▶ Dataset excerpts
......

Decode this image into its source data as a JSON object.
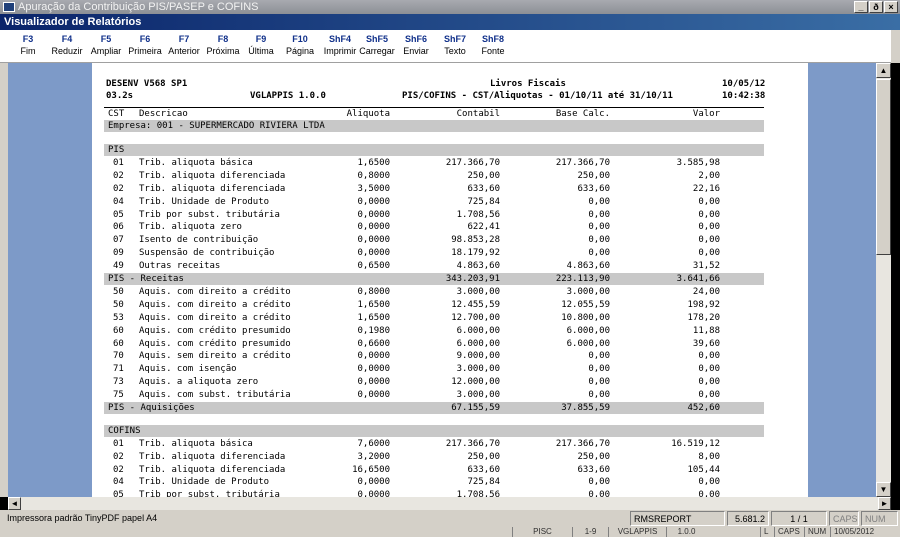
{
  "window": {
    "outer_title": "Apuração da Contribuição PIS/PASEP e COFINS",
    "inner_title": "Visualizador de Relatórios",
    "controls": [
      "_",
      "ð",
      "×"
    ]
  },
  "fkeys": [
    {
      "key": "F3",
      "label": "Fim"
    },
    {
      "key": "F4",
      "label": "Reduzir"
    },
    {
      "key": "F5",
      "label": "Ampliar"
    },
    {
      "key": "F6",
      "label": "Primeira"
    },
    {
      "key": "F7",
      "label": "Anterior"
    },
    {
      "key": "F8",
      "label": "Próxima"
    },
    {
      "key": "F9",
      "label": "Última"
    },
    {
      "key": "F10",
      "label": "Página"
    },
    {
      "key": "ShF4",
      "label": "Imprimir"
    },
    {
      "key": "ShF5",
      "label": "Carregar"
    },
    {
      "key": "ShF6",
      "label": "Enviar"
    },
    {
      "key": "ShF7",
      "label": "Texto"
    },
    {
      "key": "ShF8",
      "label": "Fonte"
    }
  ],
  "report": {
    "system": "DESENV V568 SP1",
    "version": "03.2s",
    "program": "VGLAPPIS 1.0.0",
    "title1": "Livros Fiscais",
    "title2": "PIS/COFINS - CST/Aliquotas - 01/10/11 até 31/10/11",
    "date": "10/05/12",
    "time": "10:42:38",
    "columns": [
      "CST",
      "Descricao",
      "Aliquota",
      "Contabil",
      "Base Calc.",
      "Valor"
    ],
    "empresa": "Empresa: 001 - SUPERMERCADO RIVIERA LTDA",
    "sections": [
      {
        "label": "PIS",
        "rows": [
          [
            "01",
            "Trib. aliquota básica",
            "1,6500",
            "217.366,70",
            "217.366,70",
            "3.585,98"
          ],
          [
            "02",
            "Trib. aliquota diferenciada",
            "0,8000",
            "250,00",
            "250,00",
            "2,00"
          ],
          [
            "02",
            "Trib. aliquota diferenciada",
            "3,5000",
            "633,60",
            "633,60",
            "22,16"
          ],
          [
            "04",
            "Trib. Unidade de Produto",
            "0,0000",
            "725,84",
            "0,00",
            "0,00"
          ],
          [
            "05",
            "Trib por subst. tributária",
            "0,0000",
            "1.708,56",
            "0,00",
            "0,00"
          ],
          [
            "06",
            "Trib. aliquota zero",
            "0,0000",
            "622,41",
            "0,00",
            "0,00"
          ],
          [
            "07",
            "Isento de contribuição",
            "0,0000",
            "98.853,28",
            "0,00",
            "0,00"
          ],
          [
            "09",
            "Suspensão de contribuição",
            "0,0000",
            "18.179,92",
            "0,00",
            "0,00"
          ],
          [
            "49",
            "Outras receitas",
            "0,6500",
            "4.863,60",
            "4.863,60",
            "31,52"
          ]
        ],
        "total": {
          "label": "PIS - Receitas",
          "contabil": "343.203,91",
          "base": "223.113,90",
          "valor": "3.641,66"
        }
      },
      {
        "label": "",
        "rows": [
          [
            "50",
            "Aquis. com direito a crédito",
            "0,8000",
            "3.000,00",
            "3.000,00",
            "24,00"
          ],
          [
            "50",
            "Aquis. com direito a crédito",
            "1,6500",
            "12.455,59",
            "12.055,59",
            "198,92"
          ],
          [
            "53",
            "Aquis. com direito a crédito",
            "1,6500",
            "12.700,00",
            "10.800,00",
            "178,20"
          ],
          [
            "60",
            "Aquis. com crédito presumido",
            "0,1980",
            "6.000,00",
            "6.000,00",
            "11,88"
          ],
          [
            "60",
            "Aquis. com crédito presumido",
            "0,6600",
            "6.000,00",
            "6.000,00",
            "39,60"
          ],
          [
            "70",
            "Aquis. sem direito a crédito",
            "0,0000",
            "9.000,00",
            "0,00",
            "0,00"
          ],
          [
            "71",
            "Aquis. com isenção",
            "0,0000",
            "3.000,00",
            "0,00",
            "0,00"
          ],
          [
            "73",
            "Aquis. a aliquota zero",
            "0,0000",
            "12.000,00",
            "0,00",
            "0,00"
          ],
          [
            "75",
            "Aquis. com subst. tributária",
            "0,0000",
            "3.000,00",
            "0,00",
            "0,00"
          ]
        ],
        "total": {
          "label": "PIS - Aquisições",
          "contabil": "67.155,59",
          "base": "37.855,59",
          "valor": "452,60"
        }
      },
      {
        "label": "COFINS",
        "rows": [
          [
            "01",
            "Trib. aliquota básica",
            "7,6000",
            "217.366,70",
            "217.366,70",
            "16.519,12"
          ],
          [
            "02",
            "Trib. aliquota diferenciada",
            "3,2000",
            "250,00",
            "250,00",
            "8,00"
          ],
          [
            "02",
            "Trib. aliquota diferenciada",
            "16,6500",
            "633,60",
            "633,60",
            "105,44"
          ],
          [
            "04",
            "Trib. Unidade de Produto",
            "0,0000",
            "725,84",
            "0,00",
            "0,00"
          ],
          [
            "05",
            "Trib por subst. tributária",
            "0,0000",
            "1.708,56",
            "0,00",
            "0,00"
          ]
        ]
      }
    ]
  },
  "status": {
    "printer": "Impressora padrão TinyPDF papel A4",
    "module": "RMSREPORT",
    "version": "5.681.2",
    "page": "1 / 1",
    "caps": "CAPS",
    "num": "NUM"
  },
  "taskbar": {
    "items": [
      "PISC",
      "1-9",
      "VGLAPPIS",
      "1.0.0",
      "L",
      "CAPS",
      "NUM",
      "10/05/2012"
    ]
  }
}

......

▶ DIRECTIONS FOR THIS TASK
Transcribe the records above exactly as they appear, leaving out any pictures.

▶ CORRECT ANSWER
Decode this image into its source data as a JSON object.
{
  "window": {
    "outer_title": "Apuração da Contribuição PIS/PASEP e COFINS",
    "inner_title": "Visualizador de Relatórios",
    "controls": [
      "_",
      "ð",
      "×"
    ]
  },
  "fkeys": [
    {
      "key": "F3",
      "label": "Fim"
    },
    {
      "key": "F4",
      "label": "Reduzir"
    },
    {
      "key": "F5",
      "label": "Ampliar"
    },
    {
      "key": "F6",
      "label": "Primeira"
    },
    {
      "key": "F7",
      "label": "Anterior"
    },
    {
      "key": "F8",
      "label": "Próxima"
    },
    {
      "key": "F9",
      "label": "Última"
    },
    {
      "key": "F10",
      "label": "Página"
    },
    {
      "key": "ShF4",
      "label": "Imprimir"
    },
    {
      "key": "ShF5",
      "label": "Carregar"
    },
    {
      "key": "ShF6",
      "label": "Enviar"
    },
    {
      "key": "ShF7",
      "label": "Texto"
    },
    {
      "key": "ShF8",
      "label": "Fonte"
    }
  ],
  "report": {
    "system": "DESENV V568 SP1",
    "version": "03.2s",
    "program": "VGLAPPIS 1.0.0",
    "title1": "Livros Fiscais",
    "title2": "PIS/COFINS - CST/Aliquotas - 01/10/11 até 31/10/11",
    "date": "10/05/12",
    "time": "10:42:38",
    "columns": [
      "CST",
      "Descricao",
      "Aliquota",
      "Contabil",
      "Base Calc.",
      "Valor"
    ],
    "empresa": "Empresa: 001 - SUPERMERCADO RIVIERA LTDA",
    "sections": [
      {
        "label": "PIS",
        "rows": [
          [
            "01",
            "Trib. aliquota básica",
            "1,6500",
            "217.366,70",
            "217.366,70",
            "3.585,98"
          ],
          [
            "02",
            "Trib. aliquota diferenciada",
            "0,8000",
            "250,00",
            "250,00",
            "2,00"
          ],
          [
            "02",
            "Trib. aliquota diferenciada",
            "3,5000",
            "633,60",
            "633,60",
            "22,16"
          ],
          [
            "04",
            "Trib. Unidade de Produto",
            "0,0000",
            "725,84",
            "0,00",
            "0,00"
          ],
          [
            "05",
            "Trib por subst. tributária",
            "0,0000",
            "1.708,56",
            "0,00",
            "0,00"
          ],
          [
            "06",
            "Trib. aliquota zero",
            "0,0000",
            "622,41",
            "0,00",
            "0,00"
          ],
          [
            "07",
            "Isento de contribuição",
            "0,0000",
            "98.853,28",
            "0,00",
            "0,00"
          ],
          [
            "09",
            "Suspensão de contribuição",
            "0,0000",
            "18.179,92",
            "0,00",
            "0,00"
          ],
          [
            "49",
            "Outras receitas",
            "0,6500",
            "4.863,60",
            "4.863,60",
            "31,52"
          ]
        ],
        "total": {
          "label": "PIS - Receitas",
          "contabil": "343.203,91",
          "base": "223.113,90",
          "valor": "3.641,66"
        }
      },
      {
        "label": "",
        "rows": [
          [
            "50",
            "Aquis. com direito a crédito",
            "0,8000",
            "3.000,00",
            "3.000,00",
            "24,00"
          ],
          [
            "50",
            "Aquis. com direito a crédito",
            "1,6500",
            "12.455,59",
            "12.055,59",
            "198,92"
          ],
          [
            "53",
            "Aquis. com direito a crédito",
            "1,6500",
            "12.700,00",
            "10.800,00",
            "178,20"
          ],
          [
            "60",
            "Aquis. com crédito presumido",
            "0,1980",
            "6.000,00",
            "6.000,00",
            "11,88"
          ],
          [
            "60",
            "Aquis. com crédito presumido",
            "0,6600",
            "6.000,00",
            "6.000,00",
            "39,60"
          ],
          [
            "70",
            "Aquis. sem direito a crédito",
            "0,0000",
            "9.000,00",
            "0,00",
            "0,00"
          ],
          [
            "71",
            "Aquis. com isenção",
            "0,0000",
            "3.000,00",
            "0,00",
            "0,00"
          ],
          [
            "73",
            "Aquis. a aliquota zero",
            "0,0000",
            "12.000,00",
            "0,00",
            "0,00"
          ],
          [
            "75",
            "Aquis. com subst. tributária",
            "0,0000",
            "3.000,00",
            "0,00",
            "0,00"
          ]
        ],
        "total": {
          "label": "PIS - Aquisições",
          "contabil": "67.155,59",
          "base": "37.855,59",
          "valor": "452,60"
        }
      },
      {
        "label": "COFINS",
        "rows": [
          [
            "01",
            "Trib. aliquota básica",
            "7,6000",
            "217.366,70",
            "217.366,70",
            "16.519,12"
          ],
          [
            "02",
            "Trib. aliquota diferenciada",
            "3,2000",
            "250,00",
            "250,00",
            "8,00"
          ],
          [
            "02",
            "Trib. aliquota diferenciada",
            "16,6500",
            "633,60",
            "633,60",
            "105,44"
          ],
          [
            "04",
            "Trib. Unidade de Produto",
            "0,0000",
            "725,84",
            "0,00",
            "0,00"
          ],
          [
            "05",
            "Trib por subst. tributária",
            "0,0000",
            "1.708,56",
            "0,00",
            "0,00"
          ]
        ]
      }
    ]
  },
  "status": {
    "printer": "Impressora padrão TinyPDF papel A4",
    "module": "RMSREPORT",
    "version": "5.681.2",
    "page": "1 / 1",
    "caps": "CAPS",
    "num": "NUM"
  },
  "taskbar": {
    "items": [
      "PISC",
      "1-9",
      "VGLAPPIS",
      "1.0.0",
      "L",
      "CAPS",
      "NUM",
      "10/05/2012"
    ]
  }
}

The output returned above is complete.